▸ **STATED EXERCISE**
In the copy, include every entry exactly but none of the images.

▸ **INPUT DATA**
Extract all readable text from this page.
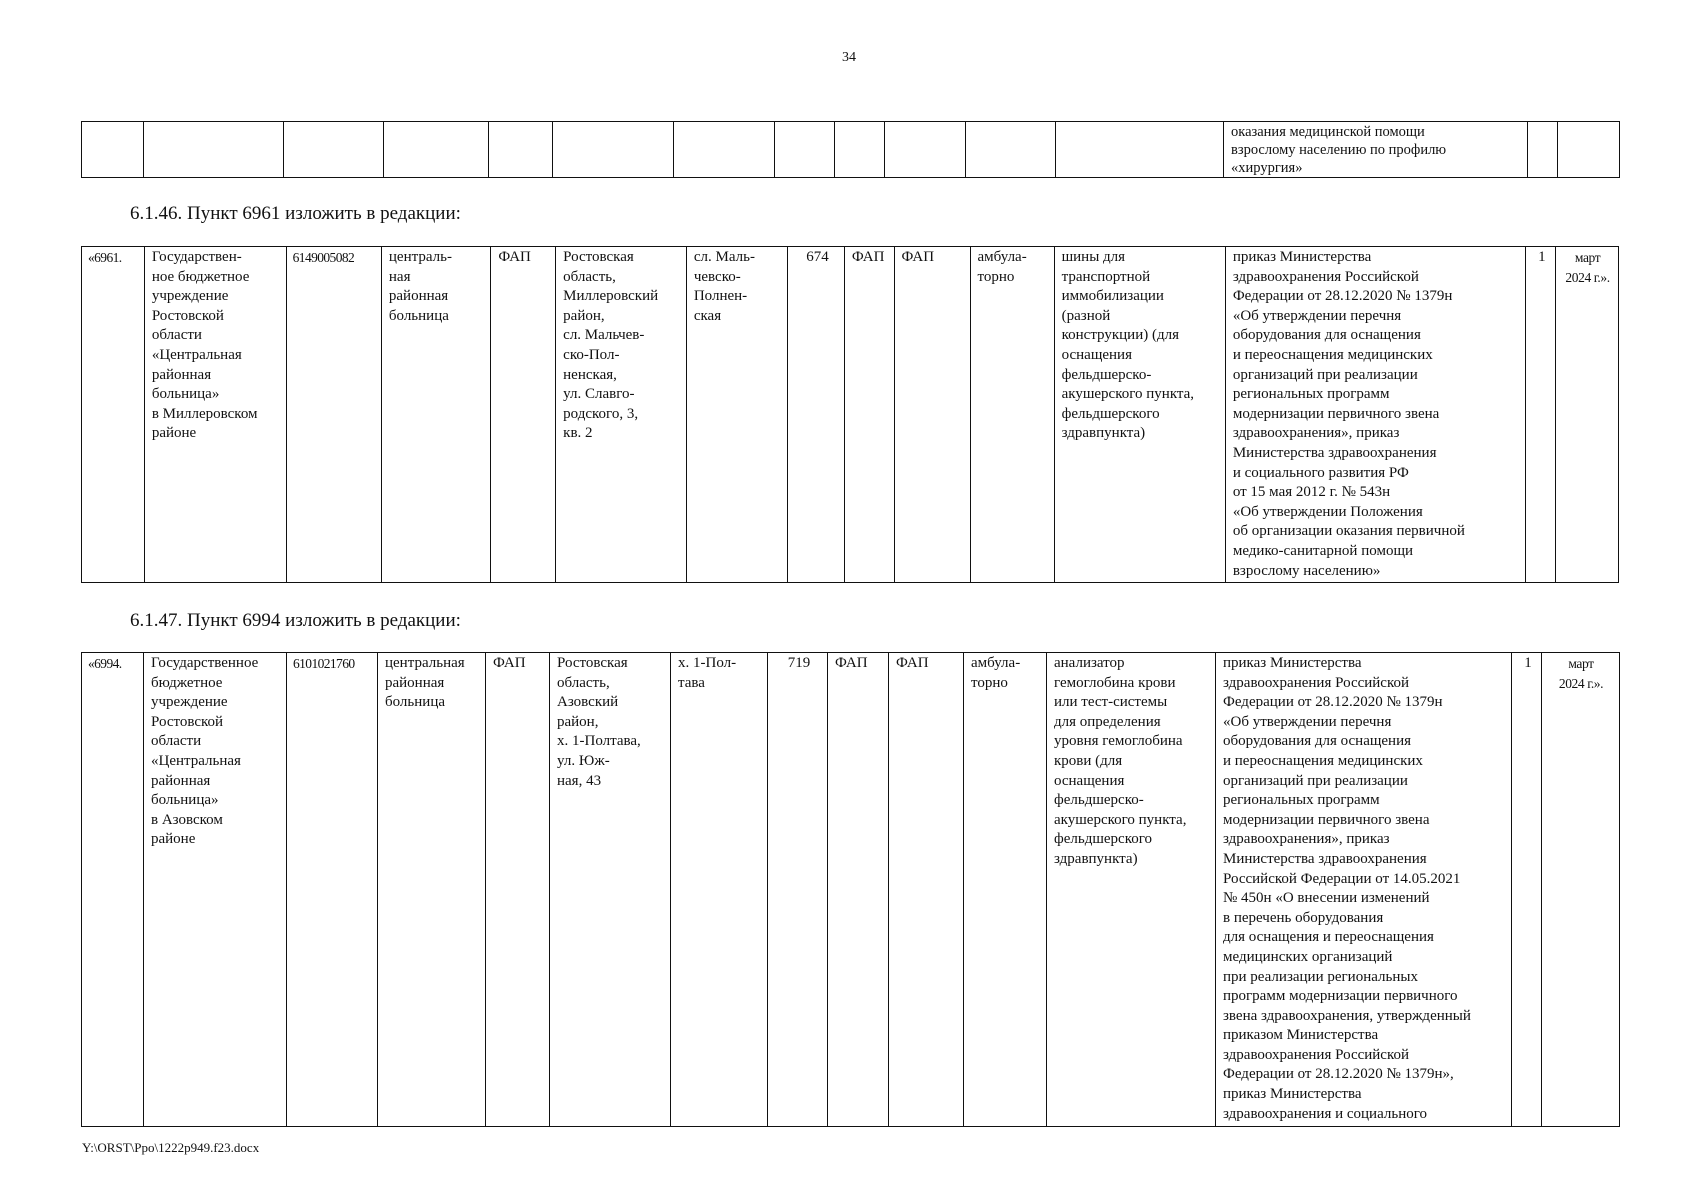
34
												оказания медицинской помощи
взрослому населению по профилю
«хирургия»		
6.1.46. Пункт 6961 изложить в редакции:
«6961.	Государствен-
ное бюджетное
учреждение
Ростовской
области
«Центральная
районная
больница»
в Миллеровском
районе	6149005082	централь-
ная
районная
больница	ФАП	Ростовская
область,
Миллеровский
район,
сл. Мальчев-
ско-Пол-
ненская,
ул. Славго-
родского, 3,
кв. 2	сл. Маль-
чевско-
Полнен-
ская	674	ФАП	ФАП	амбула-
торно	шины для
транспортной
иммобилизации
(разной
конструкции) (для
оснащения
фельдшерско-
акушерского пункта,
фельдшерского
здравпункта)	приказ Министерства
здравоохранения Российской
Федерации от 28.12.2020 № 1379н
«Об утверждении перечня
оборудования для оснащения
и переоснащения медицинских
организаций при реализации
региональных программ
модернизации первичного звена
здравоохранения», приказ
Министерства здравоохранения
и социального развития РФ
от 15 мая 2012 г. № 543н
«Об утверждении Положения
об организации оказания первичной
медико-санитарной помощи
взрослому населению»	1	март
2024 г.».
6.1.47. Пункт 6994 изложить в редакции:
«6994.	Государственное
бюджетное
учреждение
Ростовской
области
«Центральная
районная
больница»
в Азовском
районе	6101021760	центральная
районная
больница	ФАП	Ростовская
область,
Азовский
район,
х. 1-Полтава,
ул. Юж-
ная, 43	х. 1-Пол-
тава	719	ФАП	ФАП	амбула-
торно	анализатор
гемоглобина крови
или тест-системы
для определения
уровня гемоглобина
крови (для
оснащения
фельдшерско-
акушерского пункта,
фельдшерского
здравпункта)	приказ Министерства
здравоохранения Российской
Федерации от 28.12.2020 № 1379н
«Об утверждении перечня
оборудования для оснащения
и переоснащения медицинских
организаций при реализации
региональных программ
модернизации первичного звена
здравоохранения», приказ
Министерства здравоохранения
Российской Федерации от 14.05.2021
№ 450н «О внесении изменений
в перечень оборудования
для оснащения и переоснащения
медицинских организаций
при реализации региональных
программ модернизации первичного
звена здравоохранения, утвержденный
приказом Министерства
здравоохранения Российской
Федерации от 28.12.2020 № 1379н»,
приказ Министерства
здравоохранения и социального	1	март
2024 г.».
Y:\ORST\Ppo\1222p949.f23.docx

▸ **THE ANSWER**
Extract all readable text from this page.
34
												оказания медицинской помощи
взрослому населению по профилю
«хирургия»		
6.1.46. Пункт 6961 изложить в редакции:
«6961.	Государствен-
ное бюджетное
учреждение
Ростовской
области
«Центральная
районная
больница»
в Миллеровском
районе	6149005082	централь-
ная
районная
больница	ФАП	Ростовская
область,
Миллеровский
район,
сл. Мальчев-
ско-Пол-
ненская,
ул. Славго-
родского, 3,
кв. 2	сл. Маль-
чевско-
Полнен-
ская	674	ФАП	ФАП	амбула-
торно	шины для
транспортной
иммобилизации
(разной
конструкции) (для
оснащения
фельдшерско-
акушерского пункта,
фельдшерского
здравпункта)	приказ Министерства
здравоохранения Российской
Федерации от 28.12.2020 № 1379н
«Об утверждении перечня
оборудования для оснащения
и переоснащения медицинских
организаций при реализации
региональных программ
модернизации первичного звена
здравоохранения», приказ
Министерства здравоохранения
и социального развития РФ
от 15 мая 2012 г. № 543н
«Об утверждении Положения
об организации оказания первичной
медико-санитарной помощи
взрослому населению»	1	март
2024 г.».
6.1.47. Пункт 6994 изложить в редакции:
«6994.	Государственное
бюджетное
учреждение
Ростовской
области
«Центральная
районная
больница»
в Азовском
районе	6101021760	центральная
районная
больница	ФАП	Ростовская
область,
Азовский
район,
х. 1-Полтава,
ул. Юж-
ная, 43	х. 1-Пол-
тава	719	ФАП	ФАП	амбула-
торно	анализатор
гемоглобина крови
или тест-системы
для определения
уровня гемоглобина
крови (для
оснащения
фельдшерско-
акушерского пункта,
фельдшерского
здравпункта)	приказ Министерства
здравоохранения Российской
Федерации от 28.12.2020 № 1379н
«Об утверждении перечня
оборудования для оснащения
и переоснащения медицинских
организаций при реализации
региональных программ
модернизации первичного звена
здравоохранения», приказ
Министерства здравоохранения
Российской Федерации от 14.05.2021
№ 450н «О внесении изменений
в перечень оборудования
для оснащения и переоснащения
медицинских организаций
при реализации региональных
программ модернизации первичного
звена здравоохранения, утвержденный
приказом Министерства
здравоохранения Российской
Федерации от 28.12.2020 № 1379н»,
приказ Министерства
здравоохранения и социального	1	март
2024 г.».
Y:\ORST\Ppo\1222p949.f23.docx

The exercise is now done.